TASK TO COMPLETE ▸
Of all the lines in this data, how many include "названного"? Respond with the number only.

Data items
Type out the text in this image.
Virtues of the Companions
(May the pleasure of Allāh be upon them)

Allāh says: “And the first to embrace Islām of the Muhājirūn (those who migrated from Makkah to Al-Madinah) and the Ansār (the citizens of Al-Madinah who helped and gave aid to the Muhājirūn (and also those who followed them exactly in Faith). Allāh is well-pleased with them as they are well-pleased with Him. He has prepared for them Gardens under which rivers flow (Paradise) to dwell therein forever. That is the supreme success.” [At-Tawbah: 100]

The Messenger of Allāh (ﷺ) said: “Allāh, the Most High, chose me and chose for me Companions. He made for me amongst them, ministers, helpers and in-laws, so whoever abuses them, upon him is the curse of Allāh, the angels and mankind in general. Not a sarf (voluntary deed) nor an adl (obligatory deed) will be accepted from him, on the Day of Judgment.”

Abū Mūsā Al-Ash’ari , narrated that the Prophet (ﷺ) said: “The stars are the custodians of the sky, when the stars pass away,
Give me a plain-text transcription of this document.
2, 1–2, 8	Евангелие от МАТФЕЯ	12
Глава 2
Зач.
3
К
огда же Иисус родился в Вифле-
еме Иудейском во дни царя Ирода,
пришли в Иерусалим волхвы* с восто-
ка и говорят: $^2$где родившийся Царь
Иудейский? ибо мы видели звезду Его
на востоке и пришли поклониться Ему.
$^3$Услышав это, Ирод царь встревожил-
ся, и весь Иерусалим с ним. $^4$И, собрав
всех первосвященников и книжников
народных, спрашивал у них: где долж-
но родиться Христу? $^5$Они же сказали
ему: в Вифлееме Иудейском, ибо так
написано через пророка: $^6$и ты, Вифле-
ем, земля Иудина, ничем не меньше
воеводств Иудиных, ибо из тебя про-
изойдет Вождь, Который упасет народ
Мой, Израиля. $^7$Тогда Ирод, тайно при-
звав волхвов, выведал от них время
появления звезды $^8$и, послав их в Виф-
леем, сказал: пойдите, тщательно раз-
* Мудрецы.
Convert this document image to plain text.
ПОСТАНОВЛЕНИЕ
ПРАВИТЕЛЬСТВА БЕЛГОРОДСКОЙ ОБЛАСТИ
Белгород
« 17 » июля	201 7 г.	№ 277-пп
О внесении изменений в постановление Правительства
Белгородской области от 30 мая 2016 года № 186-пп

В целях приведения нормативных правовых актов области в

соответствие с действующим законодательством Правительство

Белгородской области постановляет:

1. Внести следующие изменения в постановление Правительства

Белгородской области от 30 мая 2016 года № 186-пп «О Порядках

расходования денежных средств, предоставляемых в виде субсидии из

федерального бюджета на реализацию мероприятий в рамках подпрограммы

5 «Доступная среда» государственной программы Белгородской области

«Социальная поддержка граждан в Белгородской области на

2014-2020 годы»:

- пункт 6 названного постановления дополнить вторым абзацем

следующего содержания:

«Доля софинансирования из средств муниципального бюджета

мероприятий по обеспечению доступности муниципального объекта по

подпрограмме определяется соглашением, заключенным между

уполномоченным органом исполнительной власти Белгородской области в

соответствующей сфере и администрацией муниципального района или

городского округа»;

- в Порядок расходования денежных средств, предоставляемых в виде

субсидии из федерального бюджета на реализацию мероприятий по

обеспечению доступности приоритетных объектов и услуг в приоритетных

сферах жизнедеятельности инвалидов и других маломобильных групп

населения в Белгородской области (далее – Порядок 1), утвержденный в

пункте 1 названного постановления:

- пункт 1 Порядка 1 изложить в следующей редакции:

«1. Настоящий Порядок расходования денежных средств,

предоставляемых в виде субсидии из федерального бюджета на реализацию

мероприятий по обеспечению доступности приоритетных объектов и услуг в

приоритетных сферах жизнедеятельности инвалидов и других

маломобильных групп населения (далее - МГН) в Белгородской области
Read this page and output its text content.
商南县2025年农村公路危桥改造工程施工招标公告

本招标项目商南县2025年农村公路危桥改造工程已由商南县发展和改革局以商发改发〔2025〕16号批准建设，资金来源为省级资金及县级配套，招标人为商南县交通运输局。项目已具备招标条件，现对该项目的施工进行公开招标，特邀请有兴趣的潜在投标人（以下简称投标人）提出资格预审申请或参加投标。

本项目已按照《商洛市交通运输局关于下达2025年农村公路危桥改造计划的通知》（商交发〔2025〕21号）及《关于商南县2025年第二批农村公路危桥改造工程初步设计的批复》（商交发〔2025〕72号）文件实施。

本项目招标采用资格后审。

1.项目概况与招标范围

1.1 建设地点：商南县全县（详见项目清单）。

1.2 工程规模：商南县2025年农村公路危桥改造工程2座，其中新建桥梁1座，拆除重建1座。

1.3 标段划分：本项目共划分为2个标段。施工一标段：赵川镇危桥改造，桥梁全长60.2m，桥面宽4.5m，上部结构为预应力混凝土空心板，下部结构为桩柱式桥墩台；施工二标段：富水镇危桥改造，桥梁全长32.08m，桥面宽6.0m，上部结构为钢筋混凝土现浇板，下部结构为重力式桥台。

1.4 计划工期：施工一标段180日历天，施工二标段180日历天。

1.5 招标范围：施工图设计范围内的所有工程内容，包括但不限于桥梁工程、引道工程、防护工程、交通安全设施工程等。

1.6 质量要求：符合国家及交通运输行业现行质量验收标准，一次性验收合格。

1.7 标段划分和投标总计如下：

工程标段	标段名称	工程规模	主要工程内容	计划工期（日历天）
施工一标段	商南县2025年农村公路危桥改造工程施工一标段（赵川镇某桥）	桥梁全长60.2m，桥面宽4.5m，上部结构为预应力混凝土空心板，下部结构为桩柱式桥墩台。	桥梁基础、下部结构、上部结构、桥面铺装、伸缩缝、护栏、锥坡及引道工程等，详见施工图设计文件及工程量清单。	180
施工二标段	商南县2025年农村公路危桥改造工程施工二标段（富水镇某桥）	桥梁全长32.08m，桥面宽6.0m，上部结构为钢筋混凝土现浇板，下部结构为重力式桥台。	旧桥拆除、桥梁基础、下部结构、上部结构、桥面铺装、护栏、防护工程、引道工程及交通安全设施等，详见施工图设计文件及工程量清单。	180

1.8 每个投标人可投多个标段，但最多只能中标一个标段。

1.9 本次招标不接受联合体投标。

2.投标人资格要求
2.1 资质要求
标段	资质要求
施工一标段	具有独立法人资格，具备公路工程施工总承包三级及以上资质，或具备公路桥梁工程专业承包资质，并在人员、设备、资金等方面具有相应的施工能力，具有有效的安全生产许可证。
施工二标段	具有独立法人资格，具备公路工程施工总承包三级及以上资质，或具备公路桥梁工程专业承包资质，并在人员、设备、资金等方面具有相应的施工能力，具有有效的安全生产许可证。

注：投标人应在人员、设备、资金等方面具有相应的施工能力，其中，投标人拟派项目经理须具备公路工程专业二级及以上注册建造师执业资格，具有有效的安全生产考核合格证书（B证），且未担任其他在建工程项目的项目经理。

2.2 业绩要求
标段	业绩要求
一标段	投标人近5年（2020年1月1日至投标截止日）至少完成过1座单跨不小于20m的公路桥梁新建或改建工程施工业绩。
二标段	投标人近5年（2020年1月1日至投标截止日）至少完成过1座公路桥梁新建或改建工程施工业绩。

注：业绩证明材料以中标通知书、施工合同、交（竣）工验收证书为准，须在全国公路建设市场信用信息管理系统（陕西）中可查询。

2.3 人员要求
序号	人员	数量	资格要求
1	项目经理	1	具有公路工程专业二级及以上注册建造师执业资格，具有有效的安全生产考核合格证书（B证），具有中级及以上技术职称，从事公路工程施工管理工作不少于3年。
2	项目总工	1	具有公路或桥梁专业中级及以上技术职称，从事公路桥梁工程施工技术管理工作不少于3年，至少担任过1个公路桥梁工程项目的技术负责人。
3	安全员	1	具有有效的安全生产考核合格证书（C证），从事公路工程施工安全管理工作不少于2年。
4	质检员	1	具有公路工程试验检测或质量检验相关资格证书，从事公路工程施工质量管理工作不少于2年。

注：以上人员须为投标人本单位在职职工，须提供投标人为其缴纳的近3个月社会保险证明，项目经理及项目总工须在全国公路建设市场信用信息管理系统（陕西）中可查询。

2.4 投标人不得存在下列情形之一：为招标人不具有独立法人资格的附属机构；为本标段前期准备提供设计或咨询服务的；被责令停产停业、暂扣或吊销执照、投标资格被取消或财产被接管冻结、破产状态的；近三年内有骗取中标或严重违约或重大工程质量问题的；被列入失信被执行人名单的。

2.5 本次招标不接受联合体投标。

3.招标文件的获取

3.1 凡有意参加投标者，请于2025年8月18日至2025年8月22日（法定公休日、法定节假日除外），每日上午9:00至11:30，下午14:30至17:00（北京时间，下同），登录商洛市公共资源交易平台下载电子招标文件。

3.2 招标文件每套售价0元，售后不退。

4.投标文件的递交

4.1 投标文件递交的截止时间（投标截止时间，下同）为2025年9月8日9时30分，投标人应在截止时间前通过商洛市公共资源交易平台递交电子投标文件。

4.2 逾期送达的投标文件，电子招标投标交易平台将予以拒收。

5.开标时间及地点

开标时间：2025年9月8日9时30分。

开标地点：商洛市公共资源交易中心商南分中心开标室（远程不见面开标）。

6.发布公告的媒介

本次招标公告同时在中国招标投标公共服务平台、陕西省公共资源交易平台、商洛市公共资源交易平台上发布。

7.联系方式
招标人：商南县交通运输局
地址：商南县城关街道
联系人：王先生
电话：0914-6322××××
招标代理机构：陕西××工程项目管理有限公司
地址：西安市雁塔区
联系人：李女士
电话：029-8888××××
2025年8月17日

REPLY TO THE EXERCISE ▸
2